## begin MATERIAL PROVIDED

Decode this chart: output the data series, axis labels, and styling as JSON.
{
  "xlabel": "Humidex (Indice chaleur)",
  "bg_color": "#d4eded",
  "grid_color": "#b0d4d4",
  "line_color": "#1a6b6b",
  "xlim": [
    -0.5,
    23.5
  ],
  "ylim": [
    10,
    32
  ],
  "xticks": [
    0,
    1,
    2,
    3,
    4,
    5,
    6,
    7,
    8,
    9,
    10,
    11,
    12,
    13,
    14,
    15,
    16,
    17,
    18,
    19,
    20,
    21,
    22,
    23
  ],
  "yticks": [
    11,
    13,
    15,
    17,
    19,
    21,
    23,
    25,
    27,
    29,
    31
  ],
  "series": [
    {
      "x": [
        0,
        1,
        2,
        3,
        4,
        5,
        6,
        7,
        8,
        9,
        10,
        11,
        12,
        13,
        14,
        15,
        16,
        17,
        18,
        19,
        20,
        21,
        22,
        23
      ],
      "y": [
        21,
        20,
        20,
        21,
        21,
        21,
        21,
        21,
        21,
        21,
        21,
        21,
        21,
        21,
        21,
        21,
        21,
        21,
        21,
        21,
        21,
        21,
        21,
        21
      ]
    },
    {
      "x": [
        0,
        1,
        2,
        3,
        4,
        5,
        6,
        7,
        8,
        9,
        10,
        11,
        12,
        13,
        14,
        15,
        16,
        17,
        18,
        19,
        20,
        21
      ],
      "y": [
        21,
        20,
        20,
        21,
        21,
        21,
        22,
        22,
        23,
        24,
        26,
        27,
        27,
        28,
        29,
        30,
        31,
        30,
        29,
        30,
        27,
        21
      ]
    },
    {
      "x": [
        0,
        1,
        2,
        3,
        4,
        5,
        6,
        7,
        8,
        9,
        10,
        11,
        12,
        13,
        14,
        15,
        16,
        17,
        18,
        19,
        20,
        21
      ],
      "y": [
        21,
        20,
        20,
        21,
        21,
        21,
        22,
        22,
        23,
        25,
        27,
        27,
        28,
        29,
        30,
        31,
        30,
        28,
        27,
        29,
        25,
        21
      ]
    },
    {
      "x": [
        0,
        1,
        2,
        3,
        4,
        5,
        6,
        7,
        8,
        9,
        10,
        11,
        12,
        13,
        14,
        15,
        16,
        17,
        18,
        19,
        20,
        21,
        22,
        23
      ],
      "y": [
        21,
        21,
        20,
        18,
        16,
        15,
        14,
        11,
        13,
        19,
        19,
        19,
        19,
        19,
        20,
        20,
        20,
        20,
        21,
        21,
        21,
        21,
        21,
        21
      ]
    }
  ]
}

## end MATERIAL PROVIDED

§ **REQUIRED WORK**
Write an exact transcription of every entry above.

§ **FINAL RESULT**
Decode this chart: output the data series, axis labels, and styling as JSON.
{
  "xlabel": "Humidex (Indice chaleur)",
  "bg_color": "#d4eded",
  "grid_color": "#b0d4d4",
  "line_color": "#1a6b6b",
  "xlim": [
    -0.5,
    23.5
  ],
  "ylim": [
    10,
    32
  ],
  "xticks": [
    0,
    1,
    2,
    3,
    4,
    5,
    6,
    7,
    8,
    9,
    10,
    11,
    12,
    13,
    14,
    15,
    16,
    17,
    18,
    19,
    20,
    21,
    22,
    23
  ],
  "yticks": [
    11,
    13,
    15,
    17,
    19,
    21,
    23,
    25,
    27,
    29,
    31
  ],
  "series": [
    {
      "x": [
        0,
        1,
        2,
        3,
        4,
        5,
        6,
        7,
        8,
        9,
        10,
        11,
        12,
        13,
        14,
        15,
        16,
        17,
        18,
        19,
        20,
        21,
        22,
        23
      ],
      "y": [
        21,
        20,
        20,
        21,
        21,
        21,
        21,
        21,
        21,
        21,
        21,
        21,
        21,
        21,
        21,
        21,
        21,
        21,
        21,
        21,
        21,
        21,
        21,
        21
      ]
    },
    {
      "x": [
        0,
        1,
        2,
        3,
        4,
        5,
        6,
        7,
        8,
        9,
        10,
        11,
        12,
        13,
        14,
        15,
        16,
        17,
        18,
        19,
        20,
        21
      ],
      "y": [
        21,
        20,
        20,
        21,
        21,
        21,
        22,
        22,
        23,
        24,
        26,
        27,
        27,
        28,
        29,
        30,
        31,
        30,
        29,
        30,
        27,
        21
      ]
    },
    {
      "x": [
        0,
        1,
        2,
        3,
        4,
        5,
        6,
        7,
        8,
        9,
        10,
        11,
        12,
        13,
        14,
        15,
        16,
        17,
        18,
        19,
        20,
        21
      ],
      "y": [
        21,
        20,
        20,
        21,
        21,
        21,
        22,
        22,
        23,
        25,
        27,
        27,
        28,
        29,
        30,
        31,
        30,
        28,
        27,
        29,
        25,
        21
      ]
    },
    {
      "x": [
        0,
        1,
        2,
        3,
        4,
        5,
        6,
        7,
        8,
        9,
        10,
        11,
        12,
        13,
        14,
        15,
        16,
        17,
        18,
        19,
        20,
        21,
        22,
        23
      ],
      "y": [
        21,
        21,
        20,
        18,
        16,
        15,
        14,
        11,
        13,
        19,
        19,
        19,
        19,
        19,
        20,
        20,
        20,
        20,
        21,
        21,
        21,
        21,
        21,
        21
      ]
    }
  ]
}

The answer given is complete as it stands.